◆ SHORT TASK ◆
Read the lines that follow and pick out every one containing the word "text".

◆ EXERCISE INPUTS ◆
/---

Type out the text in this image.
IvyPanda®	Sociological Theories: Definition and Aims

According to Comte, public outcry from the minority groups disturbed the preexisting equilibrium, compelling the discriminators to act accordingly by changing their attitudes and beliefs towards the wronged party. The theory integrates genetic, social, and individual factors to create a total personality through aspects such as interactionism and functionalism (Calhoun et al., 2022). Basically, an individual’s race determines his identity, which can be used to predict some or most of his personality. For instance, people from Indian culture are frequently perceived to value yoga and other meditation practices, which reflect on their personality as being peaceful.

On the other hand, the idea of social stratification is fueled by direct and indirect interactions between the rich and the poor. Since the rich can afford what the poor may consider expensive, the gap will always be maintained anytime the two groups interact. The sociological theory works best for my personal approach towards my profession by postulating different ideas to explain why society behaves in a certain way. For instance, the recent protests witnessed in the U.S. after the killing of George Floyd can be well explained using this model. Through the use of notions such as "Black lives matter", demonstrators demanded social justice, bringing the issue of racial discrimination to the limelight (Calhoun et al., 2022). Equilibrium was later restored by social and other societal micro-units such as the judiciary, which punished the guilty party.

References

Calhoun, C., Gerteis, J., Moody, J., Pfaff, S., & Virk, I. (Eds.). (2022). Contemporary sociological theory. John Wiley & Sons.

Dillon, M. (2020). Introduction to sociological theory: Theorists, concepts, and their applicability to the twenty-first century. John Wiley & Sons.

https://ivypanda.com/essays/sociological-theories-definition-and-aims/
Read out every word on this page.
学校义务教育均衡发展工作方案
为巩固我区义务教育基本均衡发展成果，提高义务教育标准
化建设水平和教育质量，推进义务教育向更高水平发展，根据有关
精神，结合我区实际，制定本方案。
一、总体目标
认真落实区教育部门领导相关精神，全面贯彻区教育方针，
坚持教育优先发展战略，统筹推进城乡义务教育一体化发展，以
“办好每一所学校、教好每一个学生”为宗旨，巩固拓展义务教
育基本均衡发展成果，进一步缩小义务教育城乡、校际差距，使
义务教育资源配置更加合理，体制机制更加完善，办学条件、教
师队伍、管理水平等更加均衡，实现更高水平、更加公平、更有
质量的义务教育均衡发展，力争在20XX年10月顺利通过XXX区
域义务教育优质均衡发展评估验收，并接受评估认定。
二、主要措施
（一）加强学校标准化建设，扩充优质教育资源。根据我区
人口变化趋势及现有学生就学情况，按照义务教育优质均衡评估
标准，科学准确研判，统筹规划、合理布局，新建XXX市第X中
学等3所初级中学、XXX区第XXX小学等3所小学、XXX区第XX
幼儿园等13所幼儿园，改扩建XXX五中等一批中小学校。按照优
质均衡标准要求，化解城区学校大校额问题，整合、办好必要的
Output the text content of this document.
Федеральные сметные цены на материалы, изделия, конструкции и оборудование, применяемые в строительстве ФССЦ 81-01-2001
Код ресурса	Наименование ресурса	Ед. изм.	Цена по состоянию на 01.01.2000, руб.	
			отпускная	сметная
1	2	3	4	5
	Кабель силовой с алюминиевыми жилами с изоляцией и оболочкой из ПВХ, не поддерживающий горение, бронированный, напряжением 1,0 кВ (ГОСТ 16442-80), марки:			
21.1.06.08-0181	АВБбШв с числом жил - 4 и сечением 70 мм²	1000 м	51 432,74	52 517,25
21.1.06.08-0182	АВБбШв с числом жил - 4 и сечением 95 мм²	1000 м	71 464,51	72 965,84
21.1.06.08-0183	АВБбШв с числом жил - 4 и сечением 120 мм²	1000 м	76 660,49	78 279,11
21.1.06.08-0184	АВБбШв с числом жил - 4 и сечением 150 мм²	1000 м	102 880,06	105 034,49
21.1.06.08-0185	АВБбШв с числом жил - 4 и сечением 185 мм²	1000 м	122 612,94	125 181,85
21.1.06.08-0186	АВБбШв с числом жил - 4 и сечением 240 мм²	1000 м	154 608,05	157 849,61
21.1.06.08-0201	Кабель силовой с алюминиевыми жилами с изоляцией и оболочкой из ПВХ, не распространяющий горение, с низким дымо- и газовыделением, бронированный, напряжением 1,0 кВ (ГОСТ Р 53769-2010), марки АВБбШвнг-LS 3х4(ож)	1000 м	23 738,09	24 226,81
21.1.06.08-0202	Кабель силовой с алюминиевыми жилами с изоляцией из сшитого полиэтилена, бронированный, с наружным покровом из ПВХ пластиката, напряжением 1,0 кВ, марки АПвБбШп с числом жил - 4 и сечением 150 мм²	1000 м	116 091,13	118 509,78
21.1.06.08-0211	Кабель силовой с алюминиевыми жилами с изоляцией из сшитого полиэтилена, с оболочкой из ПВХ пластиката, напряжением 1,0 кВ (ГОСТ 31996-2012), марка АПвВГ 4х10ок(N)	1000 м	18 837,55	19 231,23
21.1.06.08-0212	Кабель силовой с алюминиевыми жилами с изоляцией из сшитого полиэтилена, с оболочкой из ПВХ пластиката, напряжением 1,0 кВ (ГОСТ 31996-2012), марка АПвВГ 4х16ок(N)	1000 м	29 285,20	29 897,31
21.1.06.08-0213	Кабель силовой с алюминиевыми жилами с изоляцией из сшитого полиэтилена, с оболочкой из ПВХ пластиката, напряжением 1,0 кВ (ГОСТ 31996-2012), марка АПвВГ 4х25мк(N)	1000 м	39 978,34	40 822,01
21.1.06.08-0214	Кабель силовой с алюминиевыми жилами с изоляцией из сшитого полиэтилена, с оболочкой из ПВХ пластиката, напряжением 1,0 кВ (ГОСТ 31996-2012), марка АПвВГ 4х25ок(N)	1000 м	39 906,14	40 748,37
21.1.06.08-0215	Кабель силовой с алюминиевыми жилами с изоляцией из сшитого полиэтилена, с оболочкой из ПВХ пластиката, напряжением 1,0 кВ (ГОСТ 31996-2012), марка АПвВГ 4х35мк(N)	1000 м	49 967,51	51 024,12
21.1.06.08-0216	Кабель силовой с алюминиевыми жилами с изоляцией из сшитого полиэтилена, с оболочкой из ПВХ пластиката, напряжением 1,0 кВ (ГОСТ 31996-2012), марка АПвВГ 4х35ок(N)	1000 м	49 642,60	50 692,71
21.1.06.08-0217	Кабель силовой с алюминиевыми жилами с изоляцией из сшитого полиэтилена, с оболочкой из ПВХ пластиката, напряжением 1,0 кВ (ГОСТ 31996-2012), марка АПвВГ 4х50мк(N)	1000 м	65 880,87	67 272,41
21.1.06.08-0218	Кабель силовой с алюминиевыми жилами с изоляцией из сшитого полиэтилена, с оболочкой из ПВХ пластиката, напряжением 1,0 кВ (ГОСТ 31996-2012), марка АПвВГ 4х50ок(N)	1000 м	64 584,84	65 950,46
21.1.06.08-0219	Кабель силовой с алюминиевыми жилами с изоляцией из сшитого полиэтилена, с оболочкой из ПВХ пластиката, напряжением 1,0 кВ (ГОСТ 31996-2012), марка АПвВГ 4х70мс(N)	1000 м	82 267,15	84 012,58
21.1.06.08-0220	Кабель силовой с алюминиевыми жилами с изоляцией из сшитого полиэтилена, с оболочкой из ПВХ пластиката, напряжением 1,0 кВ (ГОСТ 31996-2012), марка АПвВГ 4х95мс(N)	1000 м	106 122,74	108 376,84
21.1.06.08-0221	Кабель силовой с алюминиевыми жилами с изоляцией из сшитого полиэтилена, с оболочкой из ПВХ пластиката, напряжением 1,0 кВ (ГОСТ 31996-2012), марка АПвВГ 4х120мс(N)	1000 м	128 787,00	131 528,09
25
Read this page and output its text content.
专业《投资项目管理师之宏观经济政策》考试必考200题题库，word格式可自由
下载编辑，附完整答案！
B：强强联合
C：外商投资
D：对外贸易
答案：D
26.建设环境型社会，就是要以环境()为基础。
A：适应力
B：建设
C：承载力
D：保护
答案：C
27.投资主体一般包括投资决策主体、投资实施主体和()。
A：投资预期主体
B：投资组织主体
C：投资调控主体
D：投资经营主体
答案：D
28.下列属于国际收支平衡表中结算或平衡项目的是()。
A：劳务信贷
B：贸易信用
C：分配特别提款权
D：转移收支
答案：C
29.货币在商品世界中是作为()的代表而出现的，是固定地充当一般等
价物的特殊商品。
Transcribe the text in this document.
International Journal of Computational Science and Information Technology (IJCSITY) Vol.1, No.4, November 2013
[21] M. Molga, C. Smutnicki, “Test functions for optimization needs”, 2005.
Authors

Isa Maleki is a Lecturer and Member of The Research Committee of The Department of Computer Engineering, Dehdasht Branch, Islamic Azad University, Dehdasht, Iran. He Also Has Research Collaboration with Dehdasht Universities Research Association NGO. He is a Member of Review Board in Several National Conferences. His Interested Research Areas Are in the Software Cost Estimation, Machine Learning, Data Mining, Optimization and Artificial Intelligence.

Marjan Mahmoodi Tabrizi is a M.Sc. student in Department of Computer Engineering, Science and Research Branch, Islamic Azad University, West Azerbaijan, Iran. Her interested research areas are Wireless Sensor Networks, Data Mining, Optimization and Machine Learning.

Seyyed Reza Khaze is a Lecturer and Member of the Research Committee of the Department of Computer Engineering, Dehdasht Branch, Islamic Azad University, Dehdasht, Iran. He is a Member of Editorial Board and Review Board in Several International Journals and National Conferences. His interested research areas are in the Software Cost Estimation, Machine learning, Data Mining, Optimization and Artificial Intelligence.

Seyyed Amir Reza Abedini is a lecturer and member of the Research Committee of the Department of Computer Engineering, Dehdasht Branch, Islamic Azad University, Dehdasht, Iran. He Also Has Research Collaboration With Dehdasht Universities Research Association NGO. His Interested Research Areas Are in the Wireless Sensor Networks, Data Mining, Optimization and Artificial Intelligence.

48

\---

◆ ANSWER IN FULL ◆
Type out the text in this image.
Output the text content of this document.
Read this page and output its text content.
Transcribe the text in this document.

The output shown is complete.